→ Task directions: Keep every line where the word "ገንዘብ" appears; drop the rest.

→ Data for this exercise:
****************************************

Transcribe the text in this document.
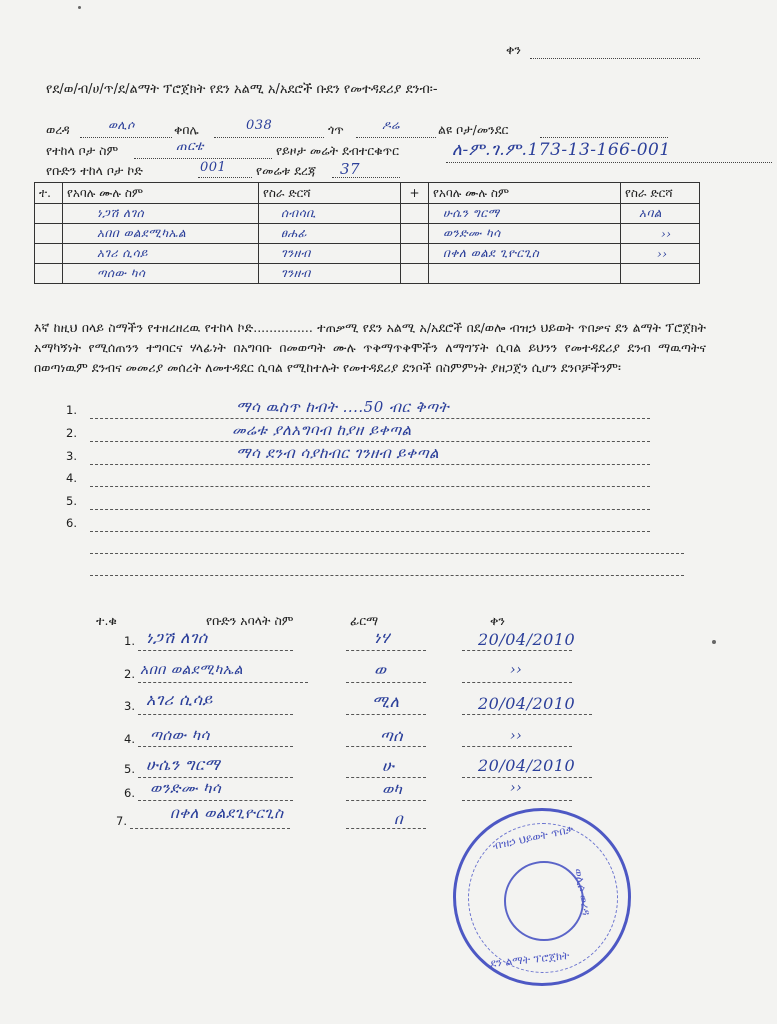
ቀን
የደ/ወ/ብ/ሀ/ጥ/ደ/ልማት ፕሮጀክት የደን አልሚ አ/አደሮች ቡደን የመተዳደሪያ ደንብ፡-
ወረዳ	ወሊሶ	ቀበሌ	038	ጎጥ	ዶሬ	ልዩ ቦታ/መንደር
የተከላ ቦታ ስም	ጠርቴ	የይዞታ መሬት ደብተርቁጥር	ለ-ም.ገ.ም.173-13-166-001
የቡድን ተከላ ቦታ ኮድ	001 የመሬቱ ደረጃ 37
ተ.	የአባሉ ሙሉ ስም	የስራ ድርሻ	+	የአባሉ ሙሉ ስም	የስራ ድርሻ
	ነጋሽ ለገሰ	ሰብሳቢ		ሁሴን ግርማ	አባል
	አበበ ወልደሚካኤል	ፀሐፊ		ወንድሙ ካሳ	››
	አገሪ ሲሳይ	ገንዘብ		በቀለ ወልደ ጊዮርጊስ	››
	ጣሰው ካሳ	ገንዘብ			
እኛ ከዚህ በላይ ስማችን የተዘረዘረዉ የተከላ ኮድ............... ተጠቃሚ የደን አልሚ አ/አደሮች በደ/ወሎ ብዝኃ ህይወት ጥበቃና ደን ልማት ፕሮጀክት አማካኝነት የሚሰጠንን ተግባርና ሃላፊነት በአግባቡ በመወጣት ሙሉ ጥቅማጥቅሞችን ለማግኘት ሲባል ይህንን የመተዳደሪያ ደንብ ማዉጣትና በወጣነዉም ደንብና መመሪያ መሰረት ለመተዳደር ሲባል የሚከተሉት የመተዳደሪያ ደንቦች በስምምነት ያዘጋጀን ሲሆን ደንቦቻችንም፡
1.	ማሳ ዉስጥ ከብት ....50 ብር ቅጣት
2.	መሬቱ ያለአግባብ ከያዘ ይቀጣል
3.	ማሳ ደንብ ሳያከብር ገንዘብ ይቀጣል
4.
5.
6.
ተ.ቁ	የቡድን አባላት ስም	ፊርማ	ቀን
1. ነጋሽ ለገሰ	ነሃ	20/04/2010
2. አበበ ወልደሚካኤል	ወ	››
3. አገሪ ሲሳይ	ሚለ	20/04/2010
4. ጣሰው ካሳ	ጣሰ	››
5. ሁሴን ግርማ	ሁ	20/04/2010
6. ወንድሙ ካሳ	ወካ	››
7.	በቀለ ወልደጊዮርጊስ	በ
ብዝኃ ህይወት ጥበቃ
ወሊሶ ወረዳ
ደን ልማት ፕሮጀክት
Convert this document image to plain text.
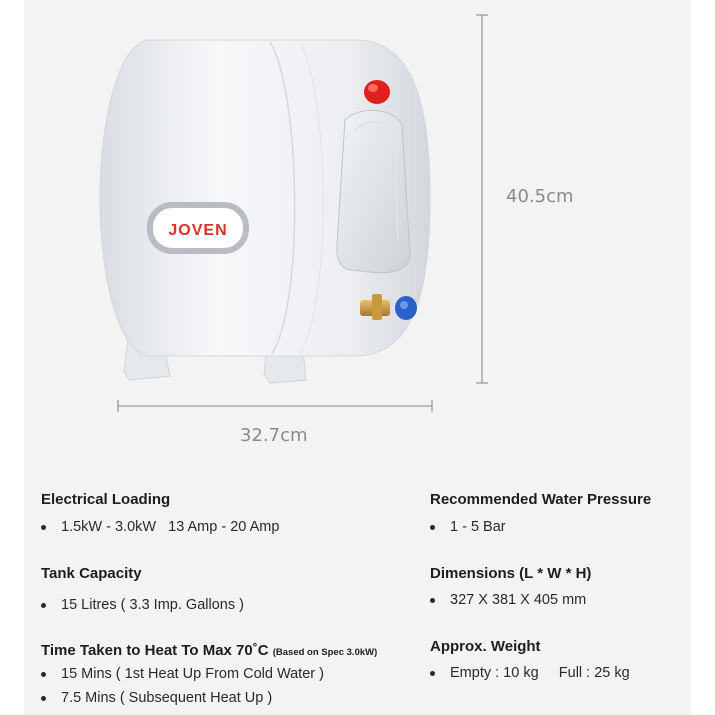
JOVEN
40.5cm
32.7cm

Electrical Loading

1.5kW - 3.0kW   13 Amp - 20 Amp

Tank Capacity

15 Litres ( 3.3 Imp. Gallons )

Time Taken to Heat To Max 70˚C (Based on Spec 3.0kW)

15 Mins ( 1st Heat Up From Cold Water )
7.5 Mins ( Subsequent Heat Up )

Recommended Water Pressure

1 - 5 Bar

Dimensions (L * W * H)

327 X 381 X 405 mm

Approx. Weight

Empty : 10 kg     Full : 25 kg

****************************************

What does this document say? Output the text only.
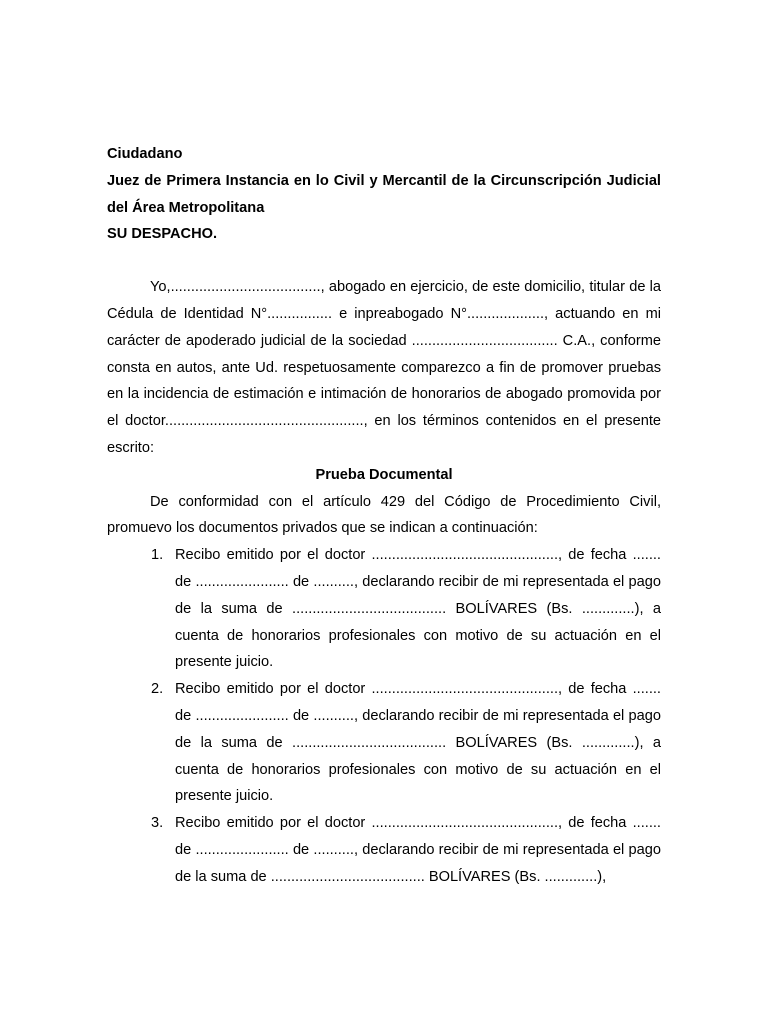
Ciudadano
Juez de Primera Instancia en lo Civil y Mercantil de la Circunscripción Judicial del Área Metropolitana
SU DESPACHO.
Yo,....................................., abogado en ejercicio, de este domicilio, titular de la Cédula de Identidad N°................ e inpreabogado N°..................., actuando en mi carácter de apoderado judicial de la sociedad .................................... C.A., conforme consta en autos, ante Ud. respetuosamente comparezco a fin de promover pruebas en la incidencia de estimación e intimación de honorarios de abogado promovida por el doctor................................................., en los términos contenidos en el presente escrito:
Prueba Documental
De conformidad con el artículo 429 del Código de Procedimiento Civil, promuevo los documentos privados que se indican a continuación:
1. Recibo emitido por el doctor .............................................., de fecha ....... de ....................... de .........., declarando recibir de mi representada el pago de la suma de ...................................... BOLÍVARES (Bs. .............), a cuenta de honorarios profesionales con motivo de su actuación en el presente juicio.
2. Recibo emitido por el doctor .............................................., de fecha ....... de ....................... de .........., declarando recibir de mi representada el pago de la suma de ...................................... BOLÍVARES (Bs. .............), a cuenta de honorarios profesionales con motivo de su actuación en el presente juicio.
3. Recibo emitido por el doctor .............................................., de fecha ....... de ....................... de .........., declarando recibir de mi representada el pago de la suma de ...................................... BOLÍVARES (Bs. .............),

****************************************

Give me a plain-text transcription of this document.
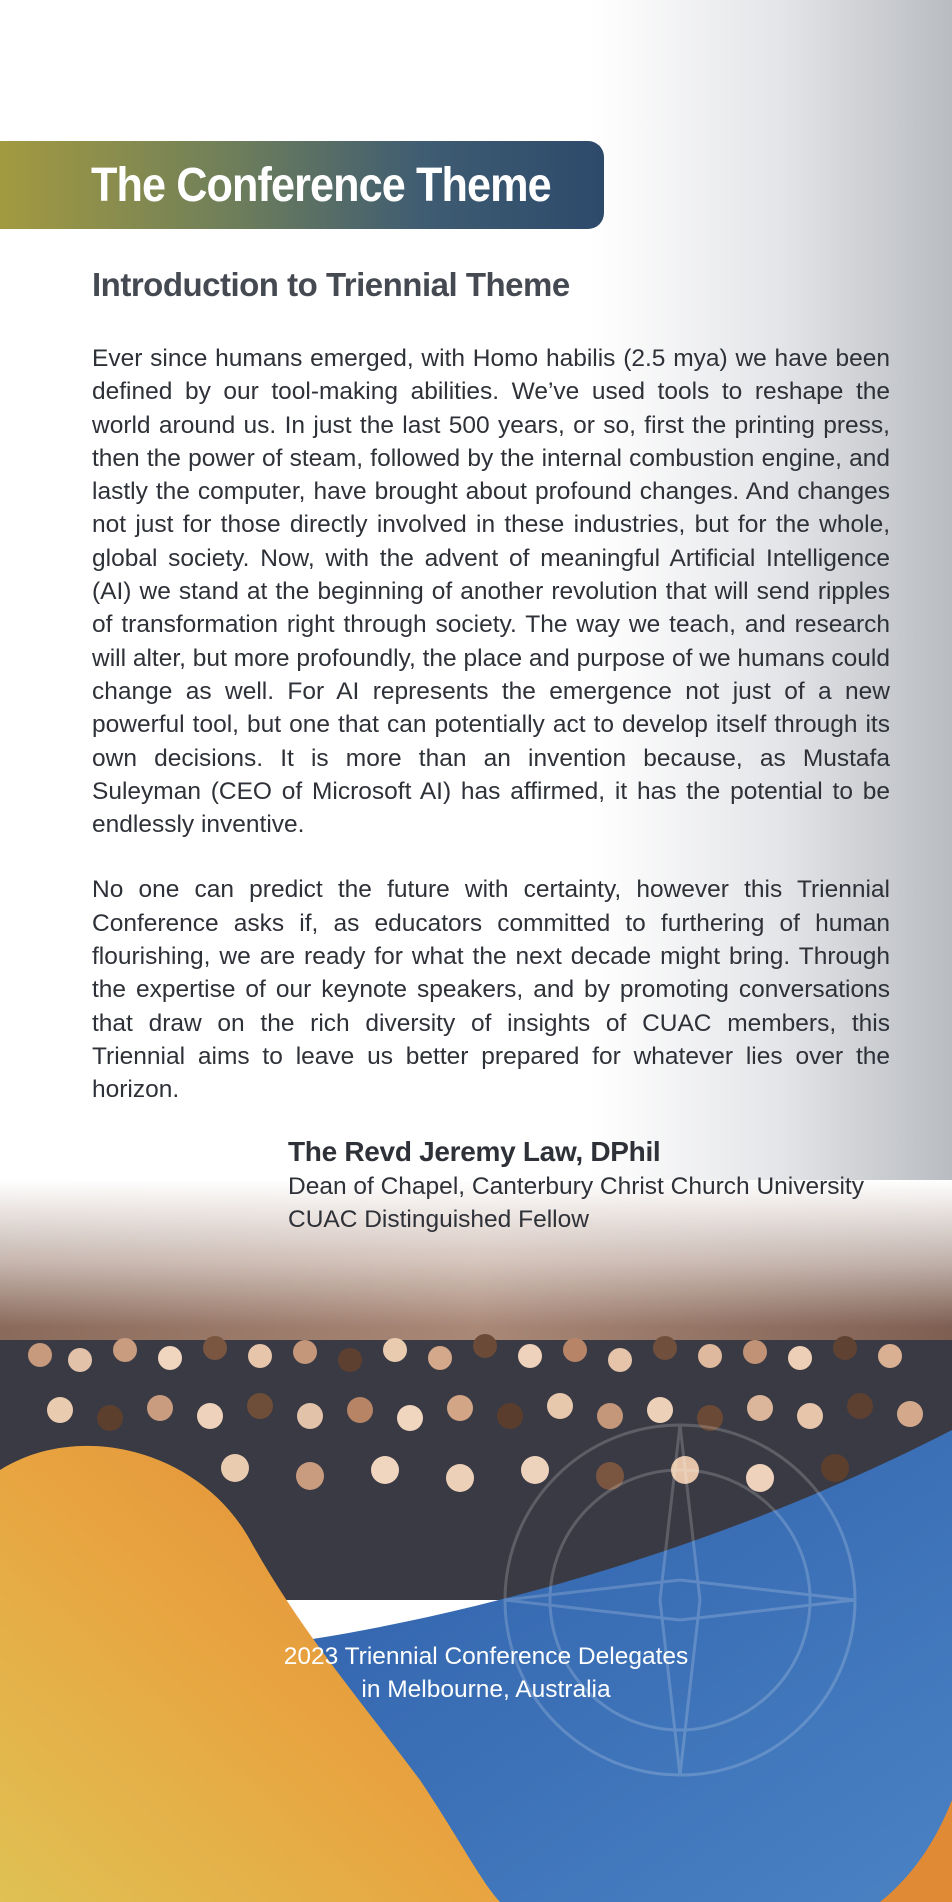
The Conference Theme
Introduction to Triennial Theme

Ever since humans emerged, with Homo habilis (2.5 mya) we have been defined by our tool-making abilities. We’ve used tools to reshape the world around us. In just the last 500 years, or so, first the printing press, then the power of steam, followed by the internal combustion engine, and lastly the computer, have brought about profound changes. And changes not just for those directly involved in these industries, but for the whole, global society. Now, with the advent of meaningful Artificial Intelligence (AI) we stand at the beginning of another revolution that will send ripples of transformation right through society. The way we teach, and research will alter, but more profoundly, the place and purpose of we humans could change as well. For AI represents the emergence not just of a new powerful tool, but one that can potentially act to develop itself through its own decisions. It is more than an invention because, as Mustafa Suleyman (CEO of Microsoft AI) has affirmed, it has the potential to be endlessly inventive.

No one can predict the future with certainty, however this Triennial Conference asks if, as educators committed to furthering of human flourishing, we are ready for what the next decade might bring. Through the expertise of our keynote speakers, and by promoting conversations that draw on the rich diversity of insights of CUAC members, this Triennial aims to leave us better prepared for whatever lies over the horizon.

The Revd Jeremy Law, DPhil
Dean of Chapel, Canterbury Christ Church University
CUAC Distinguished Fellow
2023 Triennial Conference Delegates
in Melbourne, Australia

****************************************

→ Completed task:
	አገሪ ሲሳይ	ገንዘብ		በቀለ ወልደ ጊዮርጊስ	››
	ጣሰው ካሳ	ገንዘብ			
3.	ማሳ ደንብ ሳያከብር ገንዘብ ይቀጣል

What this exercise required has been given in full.